» **Task directions**: Work through the data and report how many lines include the string "legend", giving the number alone.

» **Material**:
======
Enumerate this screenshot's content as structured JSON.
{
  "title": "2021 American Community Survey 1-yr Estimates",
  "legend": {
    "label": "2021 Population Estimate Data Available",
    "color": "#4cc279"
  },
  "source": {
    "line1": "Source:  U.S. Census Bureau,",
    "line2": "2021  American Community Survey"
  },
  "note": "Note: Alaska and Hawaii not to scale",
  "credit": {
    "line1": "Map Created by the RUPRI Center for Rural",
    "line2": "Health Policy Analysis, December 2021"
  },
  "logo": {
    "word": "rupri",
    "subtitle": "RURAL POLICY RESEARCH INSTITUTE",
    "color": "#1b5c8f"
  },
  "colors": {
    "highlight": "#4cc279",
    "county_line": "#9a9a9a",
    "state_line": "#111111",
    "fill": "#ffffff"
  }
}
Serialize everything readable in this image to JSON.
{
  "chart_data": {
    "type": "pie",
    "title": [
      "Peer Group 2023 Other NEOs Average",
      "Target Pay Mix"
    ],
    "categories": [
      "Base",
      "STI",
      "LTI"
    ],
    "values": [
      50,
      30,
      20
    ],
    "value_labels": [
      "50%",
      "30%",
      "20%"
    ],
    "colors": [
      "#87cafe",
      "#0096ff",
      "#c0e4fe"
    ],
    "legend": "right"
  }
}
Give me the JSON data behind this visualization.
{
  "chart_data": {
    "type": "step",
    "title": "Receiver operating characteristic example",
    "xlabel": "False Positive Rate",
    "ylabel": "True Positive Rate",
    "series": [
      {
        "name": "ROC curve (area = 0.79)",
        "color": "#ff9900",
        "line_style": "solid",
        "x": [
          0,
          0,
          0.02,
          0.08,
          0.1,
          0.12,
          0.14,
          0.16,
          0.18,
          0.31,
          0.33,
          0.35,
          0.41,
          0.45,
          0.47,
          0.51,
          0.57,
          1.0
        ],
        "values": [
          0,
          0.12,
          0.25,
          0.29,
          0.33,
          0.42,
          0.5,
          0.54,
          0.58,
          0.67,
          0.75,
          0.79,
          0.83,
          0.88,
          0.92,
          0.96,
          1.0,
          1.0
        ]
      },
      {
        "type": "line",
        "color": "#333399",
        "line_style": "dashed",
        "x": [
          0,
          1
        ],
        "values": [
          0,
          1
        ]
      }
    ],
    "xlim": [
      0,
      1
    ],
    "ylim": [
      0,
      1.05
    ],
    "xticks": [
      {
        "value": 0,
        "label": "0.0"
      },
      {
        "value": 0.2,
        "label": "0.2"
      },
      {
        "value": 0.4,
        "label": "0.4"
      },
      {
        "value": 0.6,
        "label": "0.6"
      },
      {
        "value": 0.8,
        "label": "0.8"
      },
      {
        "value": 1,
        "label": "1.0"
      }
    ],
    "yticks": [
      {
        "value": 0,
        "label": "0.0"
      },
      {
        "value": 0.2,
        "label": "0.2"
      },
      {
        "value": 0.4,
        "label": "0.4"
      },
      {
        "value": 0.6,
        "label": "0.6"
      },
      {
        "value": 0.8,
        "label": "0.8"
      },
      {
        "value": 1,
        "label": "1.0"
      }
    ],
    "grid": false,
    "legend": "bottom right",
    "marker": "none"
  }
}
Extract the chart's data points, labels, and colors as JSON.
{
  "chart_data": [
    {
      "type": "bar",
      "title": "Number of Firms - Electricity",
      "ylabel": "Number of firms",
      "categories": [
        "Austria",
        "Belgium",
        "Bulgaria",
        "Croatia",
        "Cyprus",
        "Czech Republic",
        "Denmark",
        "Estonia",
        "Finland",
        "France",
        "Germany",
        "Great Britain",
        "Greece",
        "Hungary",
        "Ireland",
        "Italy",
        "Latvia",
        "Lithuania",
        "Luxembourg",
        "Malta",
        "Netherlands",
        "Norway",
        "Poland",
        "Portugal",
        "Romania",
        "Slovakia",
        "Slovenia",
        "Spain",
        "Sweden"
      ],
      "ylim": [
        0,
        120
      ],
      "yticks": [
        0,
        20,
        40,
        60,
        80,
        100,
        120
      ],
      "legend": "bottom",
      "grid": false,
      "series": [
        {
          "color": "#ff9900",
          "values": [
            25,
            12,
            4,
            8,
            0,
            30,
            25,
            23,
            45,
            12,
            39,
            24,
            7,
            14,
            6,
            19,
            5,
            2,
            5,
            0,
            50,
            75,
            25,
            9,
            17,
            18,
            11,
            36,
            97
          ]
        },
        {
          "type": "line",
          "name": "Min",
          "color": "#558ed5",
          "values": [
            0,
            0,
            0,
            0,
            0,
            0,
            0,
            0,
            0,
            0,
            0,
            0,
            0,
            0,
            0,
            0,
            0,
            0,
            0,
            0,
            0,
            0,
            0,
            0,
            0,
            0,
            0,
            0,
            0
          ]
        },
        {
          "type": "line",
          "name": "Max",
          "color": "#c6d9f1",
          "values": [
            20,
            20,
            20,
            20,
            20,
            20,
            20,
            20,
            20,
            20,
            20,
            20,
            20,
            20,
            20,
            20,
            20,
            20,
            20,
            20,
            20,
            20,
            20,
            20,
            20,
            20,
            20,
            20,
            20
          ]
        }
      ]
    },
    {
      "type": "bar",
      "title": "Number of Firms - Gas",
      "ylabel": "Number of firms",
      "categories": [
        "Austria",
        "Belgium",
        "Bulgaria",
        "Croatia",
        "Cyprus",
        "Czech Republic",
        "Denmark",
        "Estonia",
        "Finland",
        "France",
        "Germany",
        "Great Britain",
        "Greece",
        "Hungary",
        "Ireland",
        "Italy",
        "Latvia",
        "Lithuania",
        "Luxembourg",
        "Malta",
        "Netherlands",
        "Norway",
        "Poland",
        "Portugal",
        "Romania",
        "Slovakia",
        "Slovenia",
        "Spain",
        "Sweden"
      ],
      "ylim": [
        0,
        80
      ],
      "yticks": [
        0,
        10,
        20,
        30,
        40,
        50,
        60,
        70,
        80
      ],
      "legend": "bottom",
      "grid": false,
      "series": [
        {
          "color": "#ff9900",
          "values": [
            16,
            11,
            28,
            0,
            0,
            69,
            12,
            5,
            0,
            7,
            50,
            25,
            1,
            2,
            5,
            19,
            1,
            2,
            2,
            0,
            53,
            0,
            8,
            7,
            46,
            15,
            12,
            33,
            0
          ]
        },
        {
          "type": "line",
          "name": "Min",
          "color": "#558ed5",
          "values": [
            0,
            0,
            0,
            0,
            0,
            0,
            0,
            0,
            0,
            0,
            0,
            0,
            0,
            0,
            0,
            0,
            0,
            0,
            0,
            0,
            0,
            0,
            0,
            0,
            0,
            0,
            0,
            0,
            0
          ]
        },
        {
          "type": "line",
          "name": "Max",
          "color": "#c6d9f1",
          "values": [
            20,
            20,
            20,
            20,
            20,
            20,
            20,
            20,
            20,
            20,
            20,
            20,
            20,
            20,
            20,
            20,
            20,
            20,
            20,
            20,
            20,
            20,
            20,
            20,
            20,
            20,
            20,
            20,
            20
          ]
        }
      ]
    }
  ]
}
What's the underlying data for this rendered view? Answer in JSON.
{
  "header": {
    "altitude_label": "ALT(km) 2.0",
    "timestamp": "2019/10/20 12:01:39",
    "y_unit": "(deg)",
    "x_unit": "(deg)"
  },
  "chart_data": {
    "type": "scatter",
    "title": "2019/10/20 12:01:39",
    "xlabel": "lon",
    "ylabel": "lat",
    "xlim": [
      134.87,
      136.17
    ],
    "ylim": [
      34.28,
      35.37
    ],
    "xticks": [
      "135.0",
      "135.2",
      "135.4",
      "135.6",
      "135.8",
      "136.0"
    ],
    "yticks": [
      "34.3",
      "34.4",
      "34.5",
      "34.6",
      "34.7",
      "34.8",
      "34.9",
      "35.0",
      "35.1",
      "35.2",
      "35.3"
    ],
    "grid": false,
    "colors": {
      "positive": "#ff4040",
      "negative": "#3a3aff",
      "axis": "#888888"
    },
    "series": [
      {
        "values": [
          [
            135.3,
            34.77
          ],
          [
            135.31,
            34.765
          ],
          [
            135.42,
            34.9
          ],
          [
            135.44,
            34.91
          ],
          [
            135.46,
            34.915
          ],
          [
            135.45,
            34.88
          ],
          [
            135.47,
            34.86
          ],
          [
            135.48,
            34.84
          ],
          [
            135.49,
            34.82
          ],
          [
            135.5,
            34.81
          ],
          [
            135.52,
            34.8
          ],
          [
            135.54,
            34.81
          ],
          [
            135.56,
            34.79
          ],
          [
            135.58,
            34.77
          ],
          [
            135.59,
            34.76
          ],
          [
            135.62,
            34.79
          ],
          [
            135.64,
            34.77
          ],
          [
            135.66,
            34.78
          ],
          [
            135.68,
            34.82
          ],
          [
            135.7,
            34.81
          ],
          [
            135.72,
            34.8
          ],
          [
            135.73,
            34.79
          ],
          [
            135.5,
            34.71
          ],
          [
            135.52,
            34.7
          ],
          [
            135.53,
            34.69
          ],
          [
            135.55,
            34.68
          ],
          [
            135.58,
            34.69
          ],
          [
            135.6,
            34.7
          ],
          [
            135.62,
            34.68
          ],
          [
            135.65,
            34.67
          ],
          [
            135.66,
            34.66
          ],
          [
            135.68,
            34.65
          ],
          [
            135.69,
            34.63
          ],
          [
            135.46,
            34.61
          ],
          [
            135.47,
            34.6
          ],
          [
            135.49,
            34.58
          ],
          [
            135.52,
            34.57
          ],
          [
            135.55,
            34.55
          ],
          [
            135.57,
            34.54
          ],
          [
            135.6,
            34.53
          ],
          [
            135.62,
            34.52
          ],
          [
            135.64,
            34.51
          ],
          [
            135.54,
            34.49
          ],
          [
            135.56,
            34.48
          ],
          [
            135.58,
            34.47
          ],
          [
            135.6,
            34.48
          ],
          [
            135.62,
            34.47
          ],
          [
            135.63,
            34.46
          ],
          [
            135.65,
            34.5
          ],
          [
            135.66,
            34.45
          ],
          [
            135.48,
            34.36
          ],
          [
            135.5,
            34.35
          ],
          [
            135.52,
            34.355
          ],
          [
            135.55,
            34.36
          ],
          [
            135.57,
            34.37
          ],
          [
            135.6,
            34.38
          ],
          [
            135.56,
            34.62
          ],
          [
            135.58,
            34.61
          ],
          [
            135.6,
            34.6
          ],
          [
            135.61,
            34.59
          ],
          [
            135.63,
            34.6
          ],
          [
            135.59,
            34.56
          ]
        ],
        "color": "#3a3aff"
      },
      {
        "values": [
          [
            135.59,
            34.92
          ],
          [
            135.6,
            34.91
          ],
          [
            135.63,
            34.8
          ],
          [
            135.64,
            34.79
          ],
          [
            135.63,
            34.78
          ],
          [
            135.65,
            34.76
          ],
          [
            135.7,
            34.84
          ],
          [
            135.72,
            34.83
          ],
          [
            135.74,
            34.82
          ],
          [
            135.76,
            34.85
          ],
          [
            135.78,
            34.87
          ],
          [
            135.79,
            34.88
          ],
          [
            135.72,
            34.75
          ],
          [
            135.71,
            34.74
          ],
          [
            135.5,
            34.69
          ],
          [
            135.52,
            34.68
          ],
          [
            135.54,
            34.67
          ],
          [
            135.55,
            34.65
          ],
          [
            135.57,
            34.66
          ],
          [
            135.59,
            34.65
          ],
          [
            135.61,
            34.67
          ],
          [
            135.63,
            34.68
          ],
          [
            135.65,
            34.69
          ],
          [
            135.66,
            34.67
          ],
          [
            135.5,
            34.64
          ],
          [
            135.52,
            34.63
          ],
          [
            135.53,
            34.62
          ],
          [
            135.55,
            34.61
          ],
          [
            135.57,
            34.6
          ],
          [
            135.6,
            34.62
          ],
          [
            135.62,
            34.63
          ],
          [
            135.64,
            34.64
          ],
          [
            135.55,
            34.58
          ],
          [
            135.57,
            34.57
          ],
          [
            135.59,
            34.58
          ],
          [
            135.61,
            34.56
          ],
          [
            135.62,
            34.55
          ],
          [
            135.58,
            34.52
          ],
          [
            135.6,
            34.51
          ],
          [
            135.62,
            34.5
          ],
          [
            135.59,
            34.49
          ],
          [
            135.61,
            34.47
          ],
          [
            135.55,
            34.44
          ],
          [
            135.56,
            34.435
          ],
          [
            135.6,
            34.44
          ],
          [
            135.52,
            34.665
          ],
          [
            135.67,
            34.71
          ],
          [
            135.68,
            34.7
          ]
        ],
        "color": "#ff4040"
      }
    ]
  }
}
======
» **Solved exercise**: 5